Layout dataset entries
····················
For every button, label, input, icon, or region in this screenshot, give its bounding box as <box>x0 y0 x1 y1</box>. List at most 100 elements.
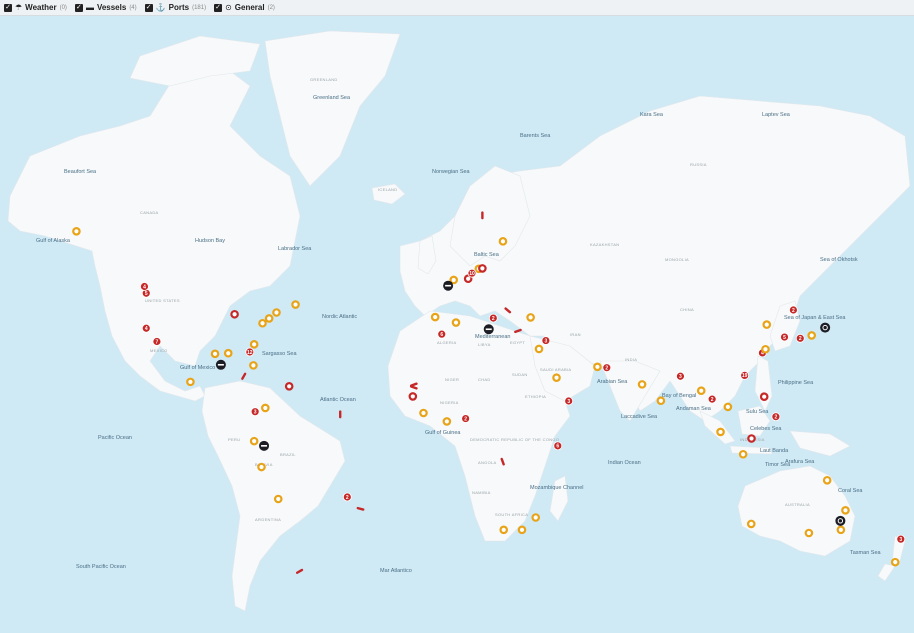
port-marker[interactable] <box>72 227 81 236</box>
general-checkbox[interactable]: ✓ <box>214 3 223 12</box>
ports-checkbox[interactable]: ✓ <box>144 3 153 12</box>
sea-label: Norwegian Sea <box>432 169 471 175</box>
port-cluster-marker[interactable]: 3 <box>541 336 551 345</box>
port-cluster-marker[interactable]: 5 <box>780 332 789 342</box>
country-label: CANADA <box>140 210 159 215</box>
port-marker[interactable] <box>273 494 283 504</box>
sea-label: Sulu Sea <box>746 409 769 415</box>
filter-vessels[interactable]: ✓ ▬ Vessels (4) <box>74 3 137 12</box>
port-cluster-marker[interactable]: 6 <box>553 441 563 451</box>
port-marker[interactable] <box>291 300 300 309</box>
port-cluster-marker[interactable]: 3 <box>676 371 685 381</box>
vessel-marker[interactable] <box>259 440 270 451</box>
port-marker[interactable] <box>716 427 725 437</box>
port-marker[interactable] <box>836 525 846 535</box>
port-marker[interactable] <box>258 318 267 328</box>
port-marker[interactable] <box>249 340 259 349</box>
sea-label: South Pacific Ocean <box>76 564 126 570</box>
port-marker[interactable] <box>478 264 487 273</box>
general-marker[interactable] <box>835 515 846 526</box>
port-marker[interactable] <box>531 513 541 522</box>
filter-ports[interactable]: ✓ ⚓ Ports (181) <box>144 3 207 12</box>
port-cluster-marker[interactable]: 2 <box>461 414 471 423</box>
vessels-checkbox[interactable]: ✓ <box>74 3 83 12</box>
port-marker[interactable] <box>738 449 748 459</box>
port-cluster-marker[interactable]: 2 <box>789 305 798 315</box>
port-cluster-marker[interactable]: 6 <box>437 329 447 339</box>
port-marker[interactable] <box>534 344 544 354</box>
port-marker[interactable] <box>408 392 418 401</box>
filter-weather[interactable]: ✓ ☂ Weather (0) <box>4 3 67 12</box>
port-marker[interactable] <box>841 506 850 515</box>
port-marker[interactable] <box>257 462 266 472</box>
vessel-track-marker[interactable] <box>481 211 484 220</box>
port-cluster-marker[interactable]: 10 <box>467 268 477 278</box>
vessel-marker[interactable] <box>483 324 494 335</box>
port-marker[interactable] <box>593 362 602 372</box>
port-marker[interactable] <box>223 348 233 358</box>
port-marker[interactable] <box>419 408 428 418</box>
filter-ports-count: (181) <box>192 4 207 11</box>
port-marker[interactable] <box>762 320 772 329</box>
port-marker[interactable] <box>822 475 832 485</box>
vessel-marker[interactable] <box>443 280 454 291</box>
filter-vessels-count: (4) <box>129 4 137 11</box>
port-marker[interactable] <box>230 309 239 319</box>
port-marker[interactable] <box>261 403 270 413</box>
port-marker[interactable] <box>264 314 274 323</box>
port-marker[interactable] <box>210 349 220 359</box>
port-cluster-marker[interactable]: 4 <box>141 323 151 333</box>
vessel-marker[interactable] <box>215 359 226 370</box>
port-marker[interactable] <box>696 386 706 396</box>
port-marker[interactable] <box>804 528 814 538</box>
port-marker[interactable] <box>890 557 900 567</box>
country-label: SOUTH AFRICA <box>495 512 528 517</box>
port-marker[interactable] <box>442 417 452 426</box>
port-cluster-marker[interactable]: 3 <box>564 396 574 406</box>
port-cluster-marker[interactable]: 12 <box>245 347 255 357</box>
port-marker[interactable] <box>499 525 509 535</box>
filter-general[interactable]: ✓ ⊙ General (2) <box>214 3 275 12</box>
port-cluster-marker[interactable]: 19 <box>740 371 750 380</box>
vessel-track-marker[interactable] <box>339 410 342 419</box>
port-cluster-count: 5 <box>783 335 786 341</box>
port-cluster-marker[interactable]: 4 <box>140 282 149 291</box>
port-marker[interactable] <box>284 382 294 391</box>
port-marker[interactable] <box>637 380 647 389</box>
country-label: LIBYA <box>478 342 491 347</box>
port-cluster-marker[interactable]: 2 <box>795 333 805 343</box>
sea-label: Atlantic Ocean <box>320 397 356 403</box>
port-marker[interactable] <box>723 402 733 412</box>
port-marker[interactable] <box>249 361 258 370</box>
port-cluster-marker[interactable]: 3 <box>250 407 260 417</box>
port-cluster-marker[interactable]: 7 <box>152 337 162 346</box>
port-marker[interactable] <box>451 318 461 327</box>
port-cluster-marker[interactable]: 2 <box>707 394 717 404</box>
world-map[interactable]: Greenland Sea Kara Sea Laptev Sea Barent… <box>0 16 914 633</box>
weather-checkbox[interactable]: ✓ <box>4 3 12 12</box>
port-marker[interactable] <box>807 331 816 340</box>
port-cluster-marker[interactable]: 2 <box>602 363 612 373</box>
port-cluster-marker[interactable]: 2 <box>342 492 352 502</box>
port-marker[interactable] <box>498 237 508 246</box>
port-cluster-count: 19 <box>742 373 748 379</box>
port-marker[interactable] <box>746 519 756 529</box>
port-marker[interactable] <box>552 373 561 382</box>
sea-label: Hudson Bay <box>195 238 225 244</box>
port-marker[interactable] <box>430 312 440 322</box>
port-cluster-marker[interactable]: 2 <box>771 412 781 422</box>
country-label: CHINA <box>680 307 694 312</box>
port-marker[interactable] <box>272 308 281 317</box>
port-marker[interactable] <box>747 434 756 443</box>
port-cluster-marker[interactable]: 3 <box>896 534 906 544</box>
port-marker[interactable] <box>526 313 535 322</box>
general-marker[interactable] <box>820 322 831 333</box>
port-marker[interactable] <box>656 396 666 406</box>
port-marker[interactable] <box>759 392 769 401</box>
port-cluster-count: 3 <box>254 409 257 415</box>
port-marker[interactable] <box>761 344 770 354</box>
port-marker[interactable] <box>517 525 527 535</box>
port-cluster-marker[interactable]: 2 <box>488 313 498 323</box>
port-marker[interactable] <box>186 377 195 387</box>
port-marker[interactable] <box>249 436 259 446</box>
····················
Please reproduce all of the records above word for word, leaving out the pictures.

For every button, label, input, icon, or region in this screenshot, give its bounding box as <box>x0 y0 x1 y1</box>. List at most 100 elements.
port-marker[interactable] <box>72 227 81 236</box>
general-checkbox[interactable]: ✓ <box>214 3 223 12</box>
ports-checkbox[interactable]: ✓ <box>144 3 153 12</box>
sea-label: Norwegian Sea <box>432 169 471 175</box>
port-cluster-marker[interactable]: 3 <box>541 336 551 345</box>
port-cluster-marker[interactable]: 5 <box>780 332 789 342</box>
country-label: CANADA <box>140 210 159 215</box>
port-marker[interactable] <box>273 494 283 504</box>
sea-label: Sulu Sea <box>746 409 769 415</box>
filter-vessels[interactable]: ✓ ▬ Vessels (4) <box>74 3 137 12</box>
port-cluster-marker[interactable]: 6 <box>553 441 563 451</box>
port-marker[interactable] <box>291 300 300 309</box>
port-cluster-marker[interactable]: 3 <box>676 371 685 381</box>
vessel-marker[interactable] <box>259 440 270 451</box>
port-marker[interactable] <box>716 427 725 437</box>
port-marker[interactable] <box>836 525 846 535</box>
port-marker[interactable] <box>258 318 267 328</box>
port-marker[interactable] <box>249 340 259 349</box>
sea-label: South Pacific Ocean <box>76 564 126 570</box>
port-marker[interactable] <box>478 264 487 273</box>
general-marker[interactable] <box>835 515 846 526</box>
port-marker[interactable] <box>531 513 541 522</box>
filter-ports[interactable]: ✓ ⚓ Ports (181) <box>144 3 207 12</box>
port-cluster-marker[interactable]: 2 <box>461 414 471 423</box>
vessels-checkbox[interactable]: ✓ <box>74 3 83 12</box>
port-marker[interactable] <box>738 449 748 459</box>
port-cluster-marker[interactable]: 2 <box>789 305 798 315</box>
port-cluster-marker[interactable]: 6 <box>437 329 447 339</box>
port-marker[interactable] <box>534 344 544 354</box>
port-marker[interactable] <box>408 392 418 401</box>
filter-weather[interactable]: ✓ ☂ Weather (0) <box>4 3 67 12</box>
port-marker[interactable] <box>841 506 850 515</box>
port-marker[interactable] <box>257 462 266 472</box>
vessel-track-marker[interactable] <box>481 211 484 220</box>
port-cluster-marker[interactable]: 10 <box>467 268 477 278</box>
vessel-marker[interactable] <box>483 324 494 335</box>
port-marker[interactable] <box>593 362 602 372</box>
port-marker[interactable] <box>223 348 233 358</box>
port-marker[interactable] <box>419 408 428 418</box>
filter-ports-count: (181) <box>192 4 207 11</box>
port-marker[interactable] <box>762 320 772 329</box>
port-marker[interactable] <box>822 475 832 485</box>
vessel-marker[interactable] <box>443 280 454 291</box>
filter-vessels-count: (4) <box>129 4 137 11</box>
port-marker[interactable] <box>230 309 239 319</box>
port-marker[interactable] <box>261 403 270 413</box>
port-marker[interactable] <box>264 314 274 323</box>
port-marker[interactable] <box>210 349 220 359</box>
port-cluster-marker[interactable]: 4 <box>141 323 151 333</box>
vessel-marker[interactable] <box>215 359 226 370</box>
port-marker[interactable] <box>696 386 706 396</box>
port-marker[interactable] <box>804 528 814 538</box>
port-marker[interactable] <box>890 557 900 567</box>
country-label: SOUTH AFRICA <box>495 512 528 517</box>
port-marker[interactable] <box>442 417 452 426</box>
port-cluster-marker[interactable]: 3 <box>564 396 574 406</box>
port-cluster-marker[interactable]: 12 <box>245 347 255 357</box>
port-marker[interactable] <box>499 525 509 535</box>
filter-general[interactable]: ✓ ⊙ General (2) <box>214 3 275 12</box>
port-cluster-marker[interactable]: 19 <box>740 371 750 380</box>
vessel-track-marker[interactable] <box>339 410 342 419</box>
port-cluster-count: 5 <box>783 335 786 341</box>
port-cluster-marker[interactable]: 4 <box>140 282 149 291</box>
port-marker[interactable] <box>284 382 294 391</box>
port-marker[interactable] <box>637 380 647 389</box>
country-label: LIBYA <box>478 342 491 347</box>
port-cluster-marker[interactable]: 2 <box>795 333 805 343</box>
sea-label: Atlantic Ocean <box>320 397 356 403</box>
port-marker[interactable] <box>723 402 733 412</box>
port-marker[interactable] <box>249 361 258 370</box>
port-cluster-marker[interactable]: 3 <box>250 407 260 417</box>
port-cluster-marker[interactable]: 7 <box>152 337 162 346</box>
port-marker[interactable] <box>451 318 461 327</box>
port-cluster-marker[interactable]: 2 <box>707 394 717 404</box>
world-map[interactable]: Greenland Sea Kara Sea Laptev Sea Barent… <box>0 16 914 633</box>
weather-checkbox[interactable]: ✓ <box>4 3 12 12</box>
port-marker[interactable] <box>807 331 816 340</box>
port-cluster-marker[interactable]: 2 <box>602 363 612 373</box>
port-cluster-marker[interactable]: 2 <box>342 492 352 502</box>
port-marker[interactable] <box>498 237 508 246</box>
port-cluster-count: 19 <box>742 373 748 379</box>
port-marker[interactable] <box>746 519 756 529</box>
port-marker[interactable] <box>552 373 561 382</box>
sea-label: Hudson Bay <box>195 238 225 244</box>
port-marker[interactable] <box>430 312 440 322</box>
port-cluster-marker[interactable]: 2 <box>771 412 781 422</box>
country-label: CHINA <box>680 307 694 312</box>
port-marker[interactable] <box>272 308 281 317</box>
port-marker[interactable] <box>747 434 756 443</box>
port-cluster-marker[interactable]: 3 <box>896 534 906 544</box>
port-marker[interactable] <box>526 313 535 322</box>
general-marker[interactable] <box>820 322 831 333</box>
port-marker[interactable] <box>656 396 666 406</box>
port-marker[interactable] <box>759 392 769 401</box>
port-cluster-count: 3 <box>254 409 257 415</box>
port-marker[interactable] <box>761 344 770 354</box>
port-marker[interactable] <box>517 525 527 535</box>
port-cluster-marker[interactable]: 2 <box>488 313 498 323</box>
port-marker[interactable] <box>186 377 195 387</box>
port-marker[interactable] <box>249 436 259 446</box>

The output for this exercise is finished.